● Activity
Your task is to write out every line of the data exactly. Drop the pictures.

● Exercise data
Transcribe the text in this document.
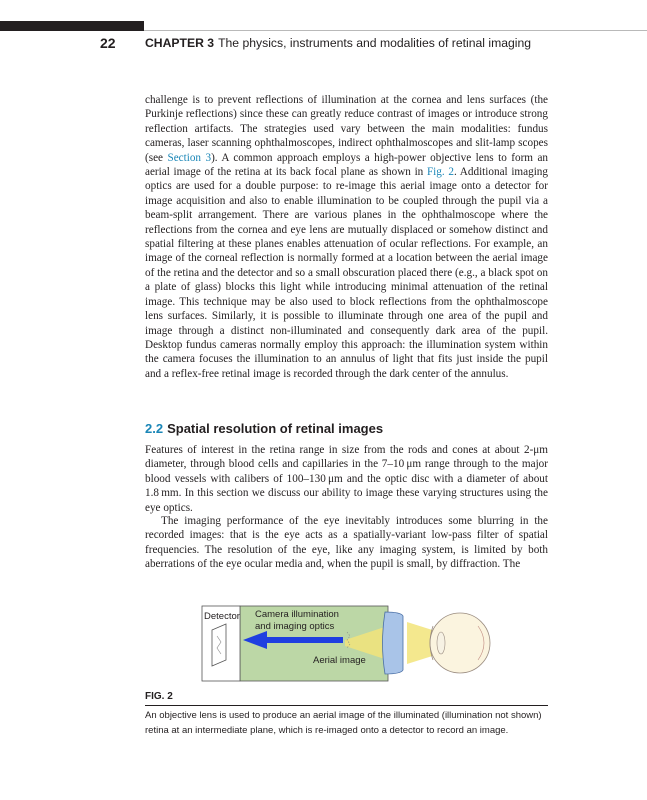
22 CHAPTER 3 The physics, instruments and modalities of retinal imaging
challenge is to prevent reflections of illumination at the cornea and lens surfaces (the Purkinje reflections) since these can greatly reduce contrast of images or introduce strong reflection artifacts. The strategies used vary between the main modalities: fundus cameras, laser scanning ophthalmoscopes, indirect ophthalmoscopes and slit-lamp scopes (see Section 3). A common approach employs a high-power objective lens to form an aerial image of the retina at its back focal plane as shown in Fig. 2. Additional imaging optics are used for a double purpose: to re-image this aerial image onto a detector for image acquisition and also to enable illumination to be coupled through the pupil via a beam-split arrangement. There are various planes in the ophthalmoscope where the reflections from the cornea and eye lens are mutually displaced or somehow distinct and spatial filtering at these planes enables attenuation of ocular reflections. For example, an image of the corneal reflection is normally formed at a location between the aerial image of the retina and the detector and so a small obscuration placed there (e.g., a black spot on a plate of glass) blocks this light while introducing minimal attenuation of the retinal image. This technique may be also used to block reflections from the ophthalmoscope lens surfaces. Similarly, it is possible to illuminate through one area of the pupil and image through a distinct non-illuminated and consequently dark area of the pupil. Desktop fundus cameras normally employ this approach: the illumination system within the camera focuses the illumination to an annulus of light that fits just inside the pupil and a reflex-free retinal image is recorded through the dark center of the annulus.
2.2 Spatial resolution of retinal images
Features of interest in the retina range in size from the rods and cones at about 2-μm diameter, through blood cells and capillaries in the 7–10 μm range through to the major blood vessels with calibers of 100–130 μm and the optic disc with a diameter of about 1.8 mm. In this section we discuss our ability to image these varying structures using the eye optics.
The imaging performance of the eye inevitably introduces some blurring in the recorded images: that is the eye acts as a spatially-variant low-pass filter of spatial frequencies. The resolution of the eye, like any imaging system, is limited by both aberrations of the eye ocular media and, when the pupil is small, by diffraction. The
Detector Camera illumination
and imaging optics
Aerial image
FIG. 2
An objective lens is used to produce an aerial image of the illuminated (illumination not shown) retina at an intermediate plane, which is re-imaged onto a detector to record an image.
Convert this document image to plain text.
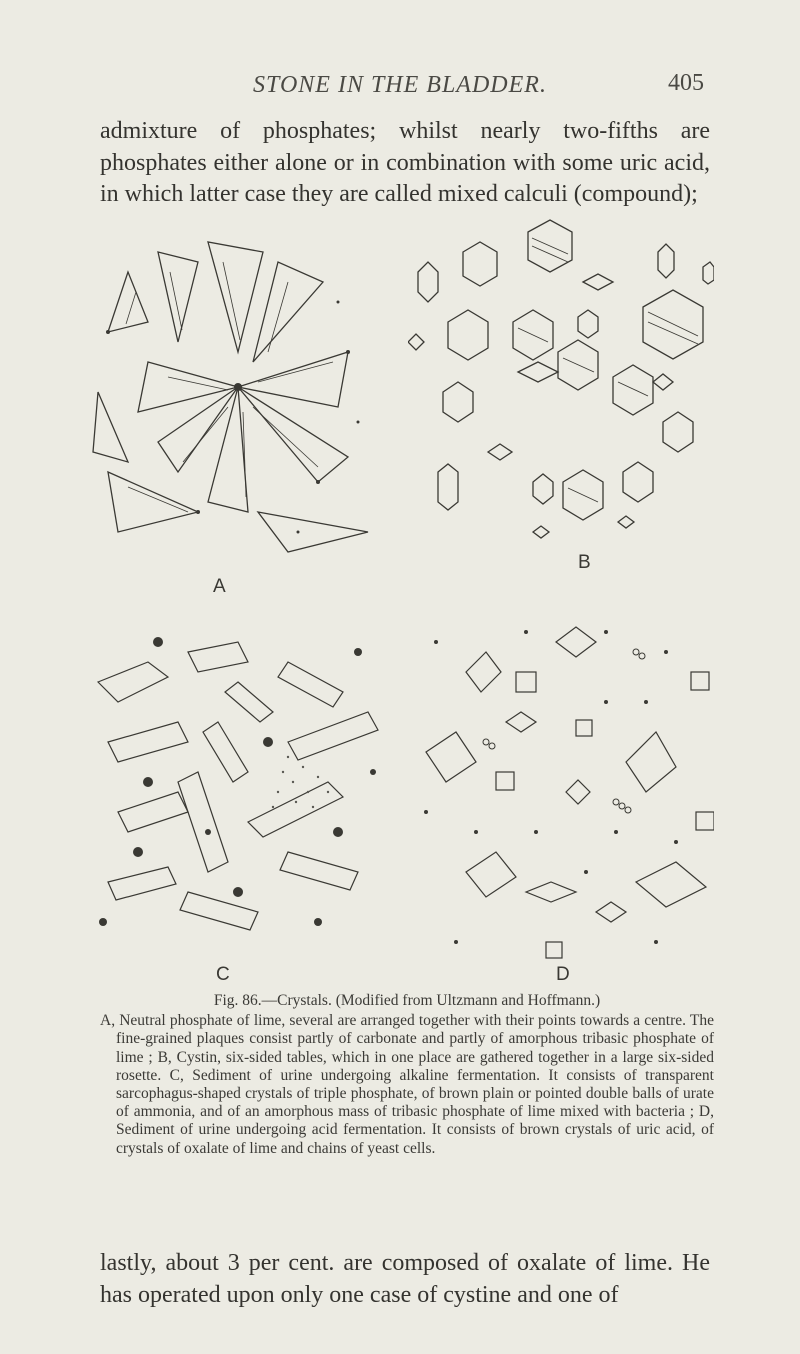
STONE IN THE BLADDER.	405

admixture of phosphates; whilst nearly two-fifths are phosphates either alone or in combination with some uric acid, in which latter case they are called mixed calculi (compound);

A
B
C	D

Fig. 86.—Crystals. (Modified from Ultzmann and Hoffmann.)

A, Neutral phosphate of lime, several are arranged together with their points towards a centre. The fine-grained plaques consist partly of carbonate and partly of amorphous tribasic phosphate of lime ; B, Cystin, six-sided tables, which in one place are gathered together in a large six-sided rosette. C, Sediment of urine undergoing alkaline fermentation. It consists of transparent sarcophagus-shaped crystals of triple phosphate, of brown plain or pointed double balls of urate of ammonia, and of an amorphous mass of tribasic phosphate of lime mixed with bacteria ; D, Sediment of urine undergoing acid fermentation. It consists of brown crystals of uric acid, of crystals of oxalate of lime and chains of yeast cells.

lastly, about 3 per cent. are composed of oxalate of lime. He has operated upon only one case of cystine and one of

● Exercise result
Transcribe the text in this document.
22 CHAPTER 3 The physics, instruments and modalities of retinal imaging
challenge is to prevent reflections of illumination at the cornea and lens surfaces (the Purkinje reflections) since these can greatly reduce contrast of images or introduce strong reflection artifacts. The strategies used vary between the main modalities: fundus cameras, laser scanning ophthalmoscopes, indirect ophthalmoscopes and slit-lamp scopes (see Section 3). A common approach employs a high-power objective lens to form an aerial image of the retina at its back focal plane as shown in Fig. 2. Additional imaging optics are used for a double purpose: to re-image this aerial image onto a detector for image acquisition and also to enable illumination to be coupled through the pupil via a beam-split arrangement. There are various planes in the ophthalmoscope where the reflections from the cornea and eye lens are mutually displaced or somehow distinct and spatial filtering at these planes enables attenuation of ocular reflections. For example, an image of the corneal reflection is normally formed at a location between the aerial image of the retina and the detector and so a small obscuration placed there (e.g., a black spot on a plate of glass) blocks this light while introducing minimal attenuation of the retinal image. This technique may be also used to block reflections from the ophthalmoscope lens surfaces. Similarly, it is possible to illuminate through one area of the pupil and image through a distinct non-illuminated and consequently dark area of the pupil. Desktop fundus cameras normally employ this approach: the illumination system within the camera focuses the illumination to an annulus of light that fits just inside the pupil and a reflex-free retinal image is recorded through the dark center of the annulus.
2.2 Spatial resolution of retinal images
Features of interest in the retina range in size from the rods and cones at about 2-μm diameter, through blood cells and capillaries in the 7–10 μm range through to the major blood vessels with calibers of 100–130 μm and the optic disc with a diameter of about 1.8 mm. In this section we discuss our ability to image these varying structures using the eye optics.
The imaging performance of the eye inevitably introduces some blurring in the recorded images: that is the eye acts as a spatially-variant low-pass filter of spatial frequencies. The resolution of the eye, like any imaging system, is limited by both aberrations of the eye ocular media and, when the pupil is small, by diffraction. The
Detector Camera illumination
and imaging optics
Aerial image
FIG. 2
An objective lens is used to produce an aerial image of the illuminated (illumination not shown) retina at an intermediate plane, which is re-imaged onto a detector to record an image.
Convert this document image to plain text.
STONE IN THE BLADDER.	405

admixture of phosphates; whilst nearly two-fifths are phosphates either alone or in combination with some uric acid, in which latter case they are called mixed calculi (compound);

A
B
C	D

Fig. 86.—Crystals. (Modified from Ultzmann and Hoffmann.)

A, Neutral phosphate of lime, several are arranged together with their points towards a centre. The fine-grained plaques consist partly of carbonate and partly of amorphous tribasic phosphate of lime ; B, Cystin, six-sided tables, which in one place are gathered together in a large six-sided rosette. C, Sediment of urine undergoing alkaline fermentation. It consists of transparent sarcophagus-shaped crystals of triple phosphate, of brown plain or pointed double balls of urate of ammonia, and of an amorphous mass of tribasic phosphate of lime mixed with bacteria ; D, Sediment of urine undergoing acid fermentation. It consists of brown crystals of uric acid, of crystals of oxalate of lime and chains of yeast cells.

lastly, about 3 per cent. are composed of oxalate of lime. He has operated upon only one case of cystine and one of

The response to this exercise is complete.